AIM OF THE EXERCISE:
Return all the data below as it stands, minus the pictures.

ROWS:
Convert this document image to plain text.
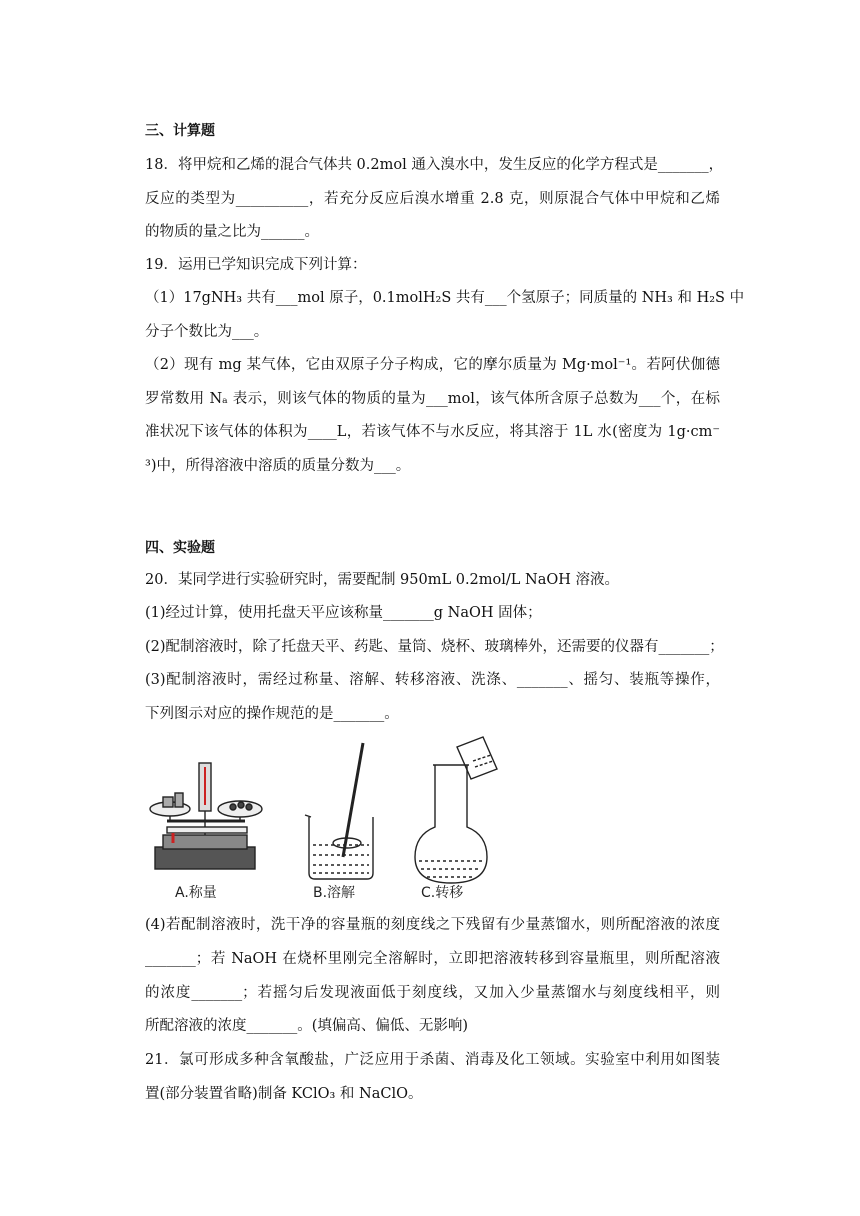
三、计算题
18．将甲烷和乙烯的混合气体共 0.2mol 通入溴水中，发生反应的化学方程式是_______，
反应的类型为__________，若充分反应后溴水增重 2.8 克，则原混合气体中甲烷和乙烯
的物质的量之比为______。
19．运用已学知识完成下列计算：
（1）17gNH₃ 共有___mol 原子，0.1molH₂S 共有___个氢原子；同质量的 NH₃ 和 H₂S 中
分子个数比为___。
（2）现有 mg 某气体，它由双原子分子构成，它的摩尔质量为 Mg·mol⁻¹。若阿伏伽德
罗常数用 Nₐ 表示，则该气体的物质的量为___mol，该气体所含原子总数为___个，在标
准状况下该气体的体积为____L，若该气体不与水反应，将其溶于 1L 水(密度为 1g·cm⁻
³)中，所得溶液中溶质的质量分数为___。
四、实验题
20．某同学进行实验研究时，需要配制 950mL 0.2mol/L NaOH 溶液。
(1)经过计算，使用托盘天平应该称量_______g NaOH 固体；
(2)配制溶液时，除了托盘天平、药匙、量筒、烧杯、玻璃棒外，还需要的仪器有_______；
(3)配制溶液时，需经过称量、溶解、转移溶液、洗涤、_______、摇匀、装瓶等操作，
下列图示对应的操作规范的是_______。
A.称量	B.溶解	C.转移
(4)若配制溶液时，洗干净的容量瓶的刻度线之下残留有少量蒸馏水，则所配溶液的浓度
_______；若 NaOH 在烧杯里刚完全溶解时，立即把溶液转移到容量瓶里，则所配溶液
的浓度_______；若摇匀后发现液面低于刻度线，又加入少量蒸馏水与刻度线相平，则
所配溶液的浓度_______。(填偏高、偏低、无影响)
21．氯可形成多种含氧酸盐，广泛应用于杀菌、消毒及化工领域。实验室中利用如图装
置(部分装置省略)制备 KClO₃ 和 NaClO。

EXERCISE SOLUTION:
Convert this document image to plain text.
三、计算题
18．将甲烷和乙烯的混合气体共 0.2mol 通入溴水中，发生反应的化学方程式是_______，
反应的类型为__________，若充分反应后溴水增重 2.8 克，则原混合气体中甲烷和乙烯
的物质的量之比为______。
19．运用已学知识完成下列计算：
（1）17gNH₃ 共有___mol 原子，0.1molH₂S 共有___个氢原子；同质量的 NH₃ 和 H₂S 中
分子个数比为___。
（2）现有 mg 某气体，它由双原子分子构成，它的摩尔质量为 Mg·mol⁻¹。若阿伏伽德
罗常数用 Nₐ 表示，则该气体的物质的量为___mol，该气体所含原子总数为___个，在标
准状况下该气体的体积为____L，若该气体不与水反应，将其溶于 1L 水(密度为 1g·cm⁻
³)中，所得溶液中溶质的质量分数为___。
四、实验题
20．某同学进行实验研究时，需要配制 950mL 0.2mol/L NaOH 溶液。
(1)经过计算，使用托盘天平应该称量_______g NaOH 固体；
(2)配制溶液时，除了托盘天平、药匙、量筒、烧杯、玻璃棒外，还需要的仪器有_______；
(3)配制溶液时，需经过称量、溶解、转移溶液、洗涤、_______、摇匀、装瓶等操作，
下列图示对应的操作规范的是_______。
A.称量	B.溶解	C.转移
(4)若配制溶液时，洗干净的容量瓶的刻度线之下残留有少量蒸馏水，则所配溶液的浓度
_______；若 NaOH 在烧杯里刚完全溶解时，立即把溶液转移到容量瓶里，则所配溶液
的浓度_______；若摇匀后发现液面低于刻度线，又加入少量蒸馏水与刻度线相平，则
所配溶液的浓度_______。(填偏高、偏低、无影响)
21．氯可形成多种含氧酸盐，广泛应用于杀菌、消毒及化工领域。实验室中利用如图装
置(部分装置省略)制备 KClO₃ 和 NaClO。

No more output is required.